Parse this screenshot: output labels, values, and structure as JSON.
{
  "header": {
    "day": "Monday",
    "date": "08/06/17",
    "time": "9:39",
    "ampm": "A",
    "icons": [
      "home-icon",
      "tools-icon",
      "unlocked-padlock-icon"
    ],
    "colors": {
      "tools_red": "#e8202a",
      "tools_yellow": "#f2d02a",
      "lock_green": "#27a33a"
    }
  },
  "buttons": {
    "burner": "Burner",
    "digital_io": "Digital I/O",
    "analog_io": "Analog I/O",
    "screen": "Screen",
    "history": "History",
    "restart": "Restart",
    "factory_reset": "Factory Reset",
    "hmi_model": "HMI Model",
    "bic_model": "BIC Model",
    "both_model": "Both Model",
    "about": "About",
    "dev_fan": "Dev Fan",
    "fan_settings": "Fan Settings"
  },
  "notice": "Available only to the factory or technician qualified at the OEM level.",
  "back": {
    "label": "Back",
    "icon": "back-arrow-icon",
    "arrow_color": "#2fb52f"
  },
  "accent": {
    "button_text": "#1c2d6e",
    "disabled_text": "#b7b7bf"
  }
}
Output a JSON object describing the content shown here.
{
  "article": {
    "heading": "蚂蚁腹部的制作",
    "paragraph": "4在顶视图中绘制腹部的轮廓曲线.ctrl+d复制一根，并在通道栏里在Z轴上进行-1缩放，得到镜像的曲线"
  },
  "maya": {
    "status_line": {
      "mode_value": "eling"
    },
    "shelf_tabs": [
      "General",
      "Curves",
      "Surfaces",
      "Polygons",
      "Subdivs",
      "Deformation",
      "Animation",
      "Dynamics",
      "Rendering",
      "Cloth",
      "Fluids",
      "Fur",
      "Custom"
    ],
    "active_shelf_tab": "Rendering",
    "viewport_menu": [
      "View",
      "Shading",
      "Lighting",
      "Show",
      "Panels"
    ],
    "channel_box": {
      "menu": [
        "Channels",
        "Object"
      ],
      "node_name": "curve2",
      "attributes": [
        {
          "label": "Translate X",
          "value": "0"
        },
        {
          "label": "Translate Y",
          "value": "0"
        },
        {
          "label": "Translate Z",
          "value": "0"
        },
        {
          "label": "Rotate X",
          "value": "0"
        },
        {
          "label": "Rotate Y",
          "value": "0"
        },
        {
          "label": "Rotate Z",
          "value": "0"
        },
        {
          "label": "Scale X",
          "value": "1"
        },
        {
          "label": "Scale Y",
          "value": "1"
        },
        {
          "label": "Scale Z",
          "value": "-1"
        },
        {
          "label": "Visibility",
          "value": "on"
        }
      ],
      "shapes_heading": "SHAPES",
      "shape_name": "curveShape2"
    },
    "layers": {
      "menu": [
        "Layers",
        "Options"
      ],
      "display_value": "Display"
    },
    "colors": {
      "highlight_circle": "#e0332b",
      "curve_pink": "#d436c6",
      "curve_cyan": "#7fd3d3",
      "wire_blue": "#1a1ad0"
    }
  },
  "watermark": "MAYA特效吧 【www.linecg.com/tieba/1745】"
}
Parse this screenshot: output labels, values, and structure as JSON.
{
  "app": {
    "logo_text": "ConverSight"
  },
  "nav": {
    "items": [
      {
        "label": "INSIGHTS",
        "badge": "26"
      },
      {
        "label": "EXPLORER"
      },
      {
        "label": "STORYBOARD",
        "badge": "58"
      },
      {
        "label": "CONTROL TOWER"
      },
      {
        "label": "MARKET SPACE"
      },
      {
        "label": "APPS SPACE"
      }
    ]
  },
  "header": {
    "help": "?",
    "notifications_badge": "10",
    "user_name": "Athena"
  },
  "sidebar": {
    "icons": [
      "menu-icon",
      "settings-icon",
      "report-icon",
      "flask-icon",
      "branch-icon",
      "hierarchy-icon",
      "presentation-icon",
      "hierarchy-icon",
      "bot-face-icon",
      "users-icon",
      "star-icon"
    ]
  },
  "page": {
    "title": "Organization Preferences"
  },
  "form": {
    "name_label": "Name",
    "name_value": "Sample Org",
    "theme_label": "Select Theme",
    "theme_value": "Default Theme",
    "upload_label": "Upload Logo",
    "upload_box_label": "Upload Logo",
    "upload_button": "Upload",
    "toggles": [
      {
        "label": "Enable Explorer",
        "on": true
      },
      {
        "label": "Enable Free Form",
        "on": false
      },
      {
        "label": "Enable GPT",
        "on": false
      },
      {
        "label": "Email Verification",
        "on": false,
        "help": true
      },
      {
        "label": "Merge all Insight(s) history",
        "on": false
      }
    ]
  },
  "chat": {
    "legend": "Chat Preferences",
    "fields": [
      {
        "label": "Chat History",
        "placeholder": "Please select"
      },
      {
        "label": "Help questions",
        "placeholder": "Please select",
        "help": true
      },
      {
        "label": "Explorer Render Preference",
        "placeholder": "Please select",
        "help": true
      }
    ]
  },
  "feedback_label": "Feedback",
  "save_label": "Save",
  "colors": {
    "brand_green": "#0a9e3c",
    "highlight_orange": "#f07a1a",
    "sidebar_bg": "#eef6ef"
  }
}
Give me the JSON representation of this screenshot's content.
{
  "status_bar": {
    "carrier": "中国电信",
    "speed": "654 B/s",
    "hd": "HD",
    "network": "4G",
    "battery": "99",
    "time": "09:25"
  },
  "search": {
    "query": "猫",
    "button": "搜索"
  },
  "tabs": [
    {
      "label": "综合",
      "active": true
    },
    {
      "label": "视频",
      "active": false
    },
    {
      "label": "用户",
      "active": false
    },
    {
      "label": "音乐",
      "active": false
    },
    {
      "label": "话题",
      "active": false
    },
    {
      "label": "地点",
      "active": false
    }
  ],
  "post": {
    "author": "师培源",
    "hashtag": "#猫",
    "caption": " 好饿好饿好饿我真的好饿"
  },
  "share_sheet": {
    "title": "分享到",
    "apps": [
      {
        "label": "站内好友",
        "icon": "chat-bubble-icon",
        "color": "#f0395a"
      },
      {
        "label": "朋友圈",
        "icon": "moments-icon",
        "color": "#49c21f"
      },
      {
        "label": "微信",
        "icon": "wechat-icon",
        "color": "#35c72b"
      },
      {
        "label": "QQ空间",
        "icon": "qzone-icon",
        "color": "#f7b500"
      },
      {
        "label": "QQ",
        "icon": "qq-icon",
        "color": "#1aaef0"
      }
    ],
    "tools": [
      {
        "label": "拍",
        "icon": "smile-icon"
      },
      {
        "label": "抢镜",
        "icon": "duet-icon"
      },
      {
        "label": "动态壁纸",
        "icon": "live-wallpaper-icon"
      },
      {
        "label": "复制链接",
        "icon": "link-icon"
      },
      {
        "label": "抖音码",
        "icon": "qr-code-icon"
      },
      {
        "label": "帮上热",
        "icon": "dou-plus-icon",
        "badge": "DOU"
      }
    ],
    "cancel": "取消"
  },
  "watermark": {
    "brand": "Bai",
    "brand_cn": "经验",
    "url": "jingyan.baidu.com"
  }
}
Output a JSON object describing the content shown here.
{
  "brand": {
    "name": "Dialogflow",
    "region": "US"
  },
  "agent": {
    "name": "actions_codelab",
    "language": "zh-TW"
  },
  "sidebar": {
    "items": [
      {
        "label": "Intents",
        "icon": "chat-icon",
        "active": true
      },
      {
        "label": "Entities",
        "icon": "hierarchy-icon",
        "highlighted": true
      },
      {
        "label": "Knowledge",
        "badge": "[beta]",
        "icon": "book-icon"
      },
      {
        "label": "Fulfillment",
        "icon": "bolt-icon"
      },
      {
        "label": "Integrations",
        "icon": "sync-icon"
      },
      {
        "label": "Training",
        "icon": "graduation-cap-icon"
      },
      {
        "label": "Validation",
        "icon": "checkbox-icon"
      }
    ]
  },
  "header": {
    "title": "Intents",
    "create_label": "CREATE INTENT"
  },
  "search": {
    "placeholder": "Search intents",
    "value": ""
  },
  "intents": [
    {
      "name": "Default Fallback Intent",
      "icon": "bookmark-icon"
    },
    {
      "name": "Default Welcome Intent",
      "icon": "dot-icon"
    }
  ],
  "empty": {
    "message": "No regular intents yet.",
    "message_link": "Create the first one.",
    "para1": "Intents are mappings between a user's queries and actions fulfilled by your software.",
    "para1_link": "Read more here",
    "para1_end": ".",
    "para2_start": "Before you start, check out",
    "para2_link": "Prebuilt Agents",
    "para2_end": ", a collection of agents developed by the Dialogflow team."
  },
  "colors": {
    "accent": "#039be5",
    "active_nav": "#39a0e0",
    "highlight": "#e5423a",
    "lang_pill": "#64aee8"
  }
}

The exercise
Go through the material and copy out every line with "true" in it.

Solution to the exercise
        "on": true
        "help": true
        "help": true
        "help": true
      "active": true
        "active": true
        "highlighted": true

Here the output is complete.